[Stored items]
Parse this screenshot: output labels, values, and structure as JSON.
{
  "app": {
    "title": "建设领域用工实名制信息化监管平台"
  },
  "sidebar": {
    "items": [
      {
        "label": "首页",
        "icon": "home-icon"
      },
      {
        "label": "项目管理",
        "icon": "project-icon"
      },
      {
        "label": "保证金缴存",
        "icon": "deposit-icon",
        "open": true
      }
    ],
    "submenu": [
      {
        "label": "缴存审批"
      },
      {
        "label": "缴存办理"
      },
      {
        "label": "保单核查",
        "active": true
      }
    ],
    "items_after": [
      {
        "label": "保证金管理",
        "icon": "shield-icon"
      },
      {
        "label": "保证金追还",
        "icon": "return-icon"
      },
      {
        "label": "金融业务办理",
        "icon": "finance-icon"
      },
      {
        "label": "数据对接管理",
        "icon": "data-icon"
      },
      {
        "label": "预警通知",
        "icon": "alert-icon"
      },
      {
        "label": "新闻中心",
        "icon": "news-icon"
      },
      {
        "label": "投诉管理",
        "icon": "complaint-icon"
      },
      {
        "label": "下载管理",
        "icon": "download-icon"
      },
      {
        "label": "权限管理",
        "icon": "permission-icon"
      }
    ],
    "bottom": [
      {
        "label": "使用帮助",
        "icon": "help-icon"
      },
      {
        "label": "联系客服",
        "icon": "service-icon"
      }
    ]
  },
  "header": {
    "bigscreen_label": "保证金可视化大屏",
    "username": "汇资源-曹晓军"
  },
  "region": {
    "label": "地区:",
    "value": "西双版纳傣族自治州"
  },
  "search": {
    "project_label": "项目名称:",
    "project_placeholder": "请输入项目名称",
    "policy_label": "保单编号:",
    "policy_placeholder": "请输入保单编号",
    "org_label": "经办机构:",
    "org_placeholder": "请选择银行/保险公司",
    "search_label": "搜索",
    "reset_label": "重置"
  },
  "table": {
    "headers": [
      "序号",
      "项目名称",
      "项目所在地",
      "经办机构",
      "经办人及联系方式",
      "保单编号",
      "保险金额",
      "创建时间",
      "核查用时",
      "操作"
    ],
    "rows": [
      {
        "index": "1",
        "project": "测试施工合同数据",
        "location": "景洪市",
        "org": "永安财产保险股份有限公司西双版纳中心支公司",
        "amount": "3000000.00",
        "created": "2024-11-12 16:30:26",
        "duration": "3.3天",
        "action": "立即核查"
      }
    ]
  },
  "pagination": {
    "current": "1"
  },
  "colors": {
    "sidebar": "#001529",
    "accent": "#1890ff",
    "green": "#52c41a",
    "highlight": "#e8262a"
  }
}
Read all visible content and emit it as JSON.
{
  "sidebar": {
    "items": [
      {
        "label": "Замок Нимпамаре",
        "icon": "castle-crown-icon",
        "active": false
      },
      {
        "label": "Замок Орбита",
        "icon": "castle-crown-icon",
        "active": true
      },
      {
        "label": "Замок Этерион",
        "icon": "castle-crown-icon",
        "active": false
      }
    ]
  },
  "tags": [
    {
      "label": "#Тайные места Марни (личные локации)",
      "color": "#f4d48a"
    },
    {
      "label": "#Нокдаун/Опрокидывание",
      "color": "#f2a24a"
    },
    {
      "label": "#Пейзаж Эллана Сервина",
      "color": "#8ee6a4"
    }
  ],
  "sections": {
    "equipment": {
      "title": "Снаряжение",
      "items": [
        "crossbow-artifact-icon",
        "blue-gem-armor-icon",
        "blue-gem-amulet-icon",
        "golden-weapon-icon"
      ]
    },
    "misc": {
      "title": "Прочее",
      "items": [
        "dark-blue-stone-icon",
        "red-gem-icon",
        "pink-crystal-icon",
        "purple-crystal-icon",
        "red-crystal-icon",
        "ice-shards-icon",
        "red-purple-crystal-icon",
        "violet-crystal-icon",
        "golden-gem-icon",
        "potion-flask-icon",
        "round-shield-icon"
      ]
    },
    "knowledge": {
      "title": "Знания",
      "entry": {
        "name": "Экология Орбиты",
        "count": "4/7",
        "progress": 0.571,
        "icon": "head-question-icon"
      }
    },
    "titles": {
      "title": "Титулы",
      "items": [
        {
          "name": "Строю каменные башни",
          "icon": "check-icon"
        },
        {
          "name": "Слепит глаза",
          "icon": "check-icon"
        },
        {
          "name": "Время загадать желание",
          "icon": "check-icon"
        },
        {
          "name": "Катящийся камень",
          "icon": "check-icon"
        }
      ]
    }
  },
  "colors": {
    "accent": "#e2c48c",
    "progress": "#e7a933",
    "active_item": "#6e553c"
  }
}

==

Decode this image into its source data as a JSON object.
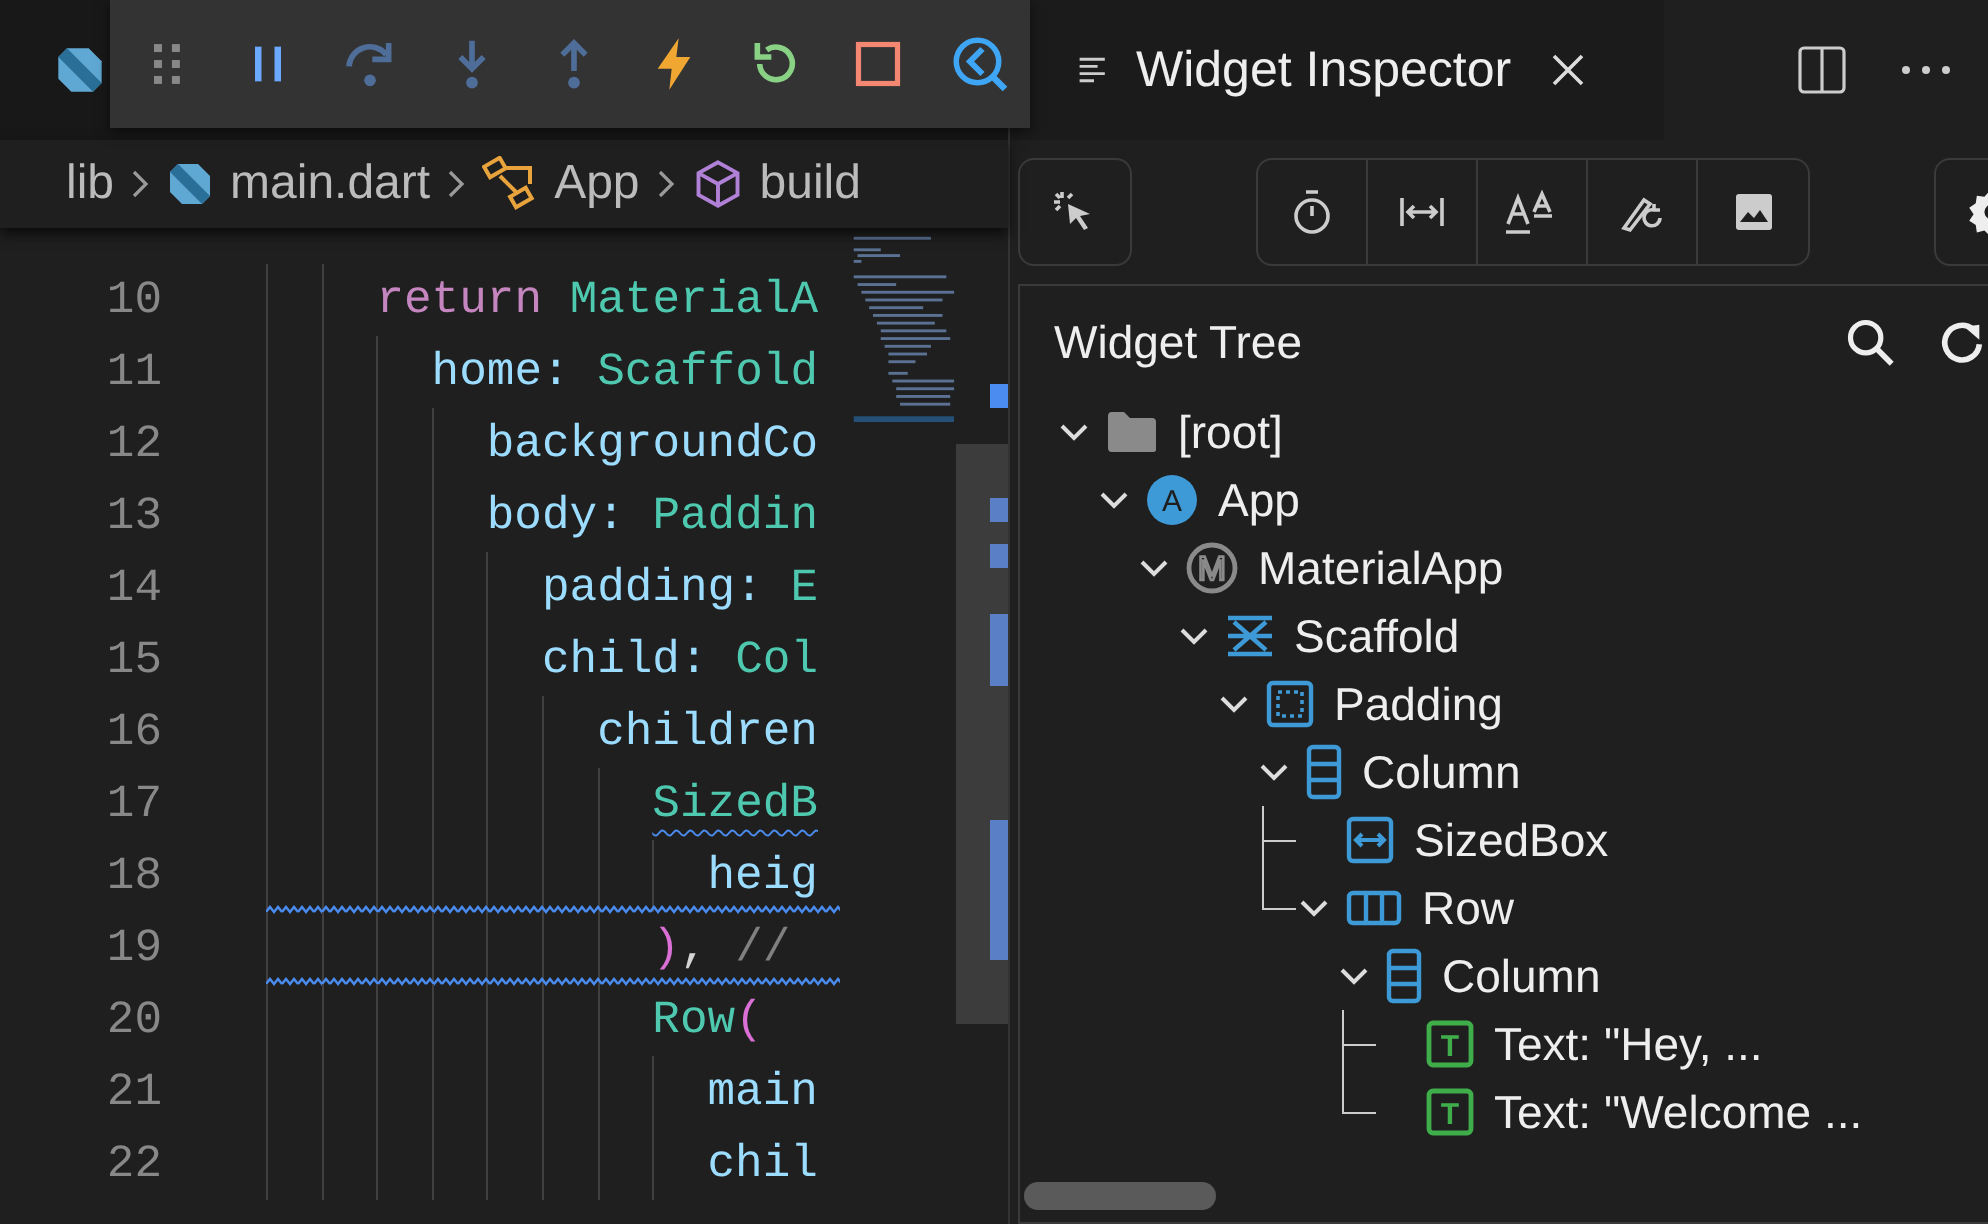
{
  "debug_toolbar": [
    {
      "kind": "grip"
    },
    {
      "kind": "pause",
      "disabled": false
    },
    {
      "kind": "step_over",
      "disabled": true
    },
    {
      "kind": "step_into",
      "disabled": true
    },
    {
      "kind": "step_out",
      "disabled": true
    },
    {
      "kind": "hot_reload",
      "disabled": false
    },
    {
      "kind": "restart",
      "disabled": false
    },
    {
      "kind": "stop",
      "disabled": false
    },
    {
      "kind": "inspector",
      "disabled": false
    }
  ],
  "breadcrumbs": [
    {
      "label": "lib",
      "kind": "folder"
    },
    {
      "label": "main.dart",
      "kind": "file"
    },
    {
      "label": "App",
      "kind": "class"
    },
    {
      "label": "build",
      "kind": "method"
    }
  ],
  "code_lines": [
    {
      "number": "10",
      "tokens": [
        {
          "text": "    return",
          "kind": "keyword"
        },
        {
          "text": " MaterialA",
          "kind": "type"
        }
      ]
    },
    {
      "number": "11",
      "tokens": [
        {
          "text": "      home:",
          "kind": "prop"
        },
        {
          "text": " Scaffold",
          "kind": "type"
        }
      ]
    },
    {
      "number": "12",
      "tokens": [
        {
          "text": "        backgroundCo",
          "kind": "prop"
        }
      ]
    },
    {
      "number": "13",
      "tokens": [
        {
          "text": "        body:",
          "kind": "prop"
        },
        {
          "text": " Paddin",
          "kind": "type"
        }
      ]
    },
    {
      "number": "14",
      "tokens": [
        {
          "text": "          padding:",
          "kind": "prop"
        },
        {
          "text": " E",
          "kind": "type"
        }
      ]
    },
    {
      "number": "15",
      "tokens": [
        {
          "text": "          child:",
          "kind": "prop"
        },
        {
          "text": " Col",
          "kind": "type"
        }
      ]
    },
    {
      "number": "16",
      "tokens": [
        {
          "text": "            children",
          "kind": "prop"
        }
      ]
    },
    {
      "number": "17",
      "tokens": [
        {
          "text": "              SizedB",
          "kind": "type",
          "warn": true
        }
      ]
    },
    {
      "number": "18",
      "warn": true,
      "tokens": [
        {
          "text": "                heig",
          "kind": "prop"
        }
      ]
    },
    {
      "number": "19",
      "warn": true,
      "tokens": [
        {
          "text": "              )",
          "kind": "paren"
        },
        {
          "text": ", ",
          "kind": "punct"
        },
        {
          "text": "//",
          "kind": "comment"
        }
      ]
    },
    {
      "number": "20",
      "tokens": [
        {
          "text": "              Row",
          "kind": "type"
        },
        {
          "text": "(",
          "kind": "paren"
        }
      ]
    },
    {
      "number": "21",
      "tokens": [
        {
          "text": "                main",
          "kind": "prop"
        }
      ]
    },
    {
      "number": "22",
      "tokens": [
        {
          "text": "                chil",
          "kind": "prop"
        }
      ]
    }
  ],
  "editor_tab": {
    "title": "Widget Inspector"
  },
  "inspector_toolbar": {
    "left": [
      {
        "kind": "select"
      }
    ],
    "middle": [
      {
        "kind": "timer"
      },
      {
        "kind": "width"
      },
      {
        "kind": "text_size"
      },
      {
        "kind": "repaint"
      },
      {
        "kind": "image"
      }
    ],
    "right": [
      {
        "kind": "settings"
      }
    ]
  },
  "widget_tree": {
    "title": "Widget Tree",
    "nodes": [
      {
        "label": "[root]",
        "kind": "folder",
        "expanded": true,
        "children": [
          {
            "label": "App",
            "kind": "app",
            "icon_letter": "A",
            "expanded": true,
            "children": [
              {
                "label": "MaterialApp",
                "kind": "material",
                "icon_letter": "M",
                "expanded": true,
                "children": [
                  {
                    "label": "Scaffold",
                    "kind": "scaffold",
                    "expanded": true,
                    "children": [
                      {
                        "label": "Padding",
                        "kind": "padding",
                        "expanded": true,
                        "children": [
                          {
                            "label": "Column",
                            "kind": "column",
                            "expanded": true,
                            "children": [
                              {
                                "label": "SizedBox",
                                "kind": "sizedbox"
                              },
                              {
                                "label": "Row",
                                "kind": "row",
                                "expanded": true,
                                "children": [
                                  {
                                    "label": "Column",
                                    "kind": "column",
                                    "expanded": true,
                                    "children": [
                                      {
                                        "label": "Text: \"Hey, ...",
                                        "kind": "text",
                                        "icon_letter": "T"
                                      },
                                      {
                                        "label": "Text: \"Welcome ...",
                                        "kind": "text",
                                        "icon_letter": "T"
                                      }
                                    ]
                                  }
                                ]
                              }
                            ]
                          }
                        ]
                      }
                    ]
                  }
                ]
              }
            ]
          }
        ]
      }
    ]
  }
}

--

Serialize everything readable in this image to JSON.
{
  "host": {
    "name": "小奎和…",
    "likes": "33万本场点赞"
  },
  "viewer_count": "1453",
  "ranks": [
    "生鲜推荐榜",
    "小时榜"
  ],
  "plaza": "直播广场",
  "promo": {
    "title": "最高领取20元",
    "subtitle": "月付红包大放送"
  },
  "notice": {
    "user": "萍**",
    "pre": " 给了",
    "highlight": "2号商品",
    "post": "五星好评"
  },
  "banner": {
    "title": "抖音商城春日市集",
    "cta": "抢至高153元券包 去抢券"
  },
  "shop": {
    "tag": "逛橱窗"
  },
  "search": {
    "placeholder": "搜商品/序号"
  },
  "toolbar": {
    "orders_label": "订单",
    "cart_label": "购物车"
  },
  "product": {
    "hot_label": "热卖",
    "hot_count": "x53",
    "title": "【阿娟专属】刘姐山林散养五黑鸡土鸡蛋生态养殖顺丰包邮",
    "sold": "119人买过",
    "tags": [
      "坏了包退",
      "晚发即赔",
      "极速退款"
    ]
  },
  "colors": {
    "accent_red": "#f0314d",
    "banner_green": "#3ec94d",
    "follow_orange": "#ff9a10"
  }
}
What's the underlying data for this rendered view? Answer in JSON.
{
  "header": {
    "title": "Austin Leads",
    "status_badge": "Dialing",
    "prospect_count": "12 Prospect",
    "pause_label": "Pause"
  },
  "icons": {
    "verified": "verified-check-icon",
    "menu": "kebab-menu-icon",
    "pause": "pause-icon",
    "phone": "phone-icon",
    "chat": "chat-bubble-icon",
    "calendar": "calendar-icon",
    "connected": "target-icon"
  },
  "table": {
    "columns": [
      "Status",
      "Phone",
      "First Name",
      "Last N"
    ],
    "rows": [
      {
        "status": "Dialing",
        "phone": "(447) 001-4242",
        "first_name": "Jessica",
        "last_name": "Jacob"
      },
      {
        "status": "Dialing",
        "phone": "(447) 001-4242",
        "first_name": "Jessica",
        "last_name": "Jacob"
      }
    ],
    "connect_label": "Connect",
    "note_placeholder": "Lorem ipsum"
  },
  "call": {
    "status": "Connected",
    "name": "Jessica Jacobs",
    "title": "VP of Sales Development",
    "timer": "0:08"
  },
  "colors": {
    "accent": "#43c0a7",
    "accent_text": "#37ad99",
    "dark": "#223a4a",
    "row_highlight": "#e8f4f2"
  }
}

■ Objective
Find all the lines containing "this" in the material, then copy them.

■ In response
Parse this screenshot: output labels, values, and structure as JSON.
Decode this image into its source data as a JSON object.
Serialize everything readable in this image to JSON.
What's the underlying data for this rendered view? Answer in JSON.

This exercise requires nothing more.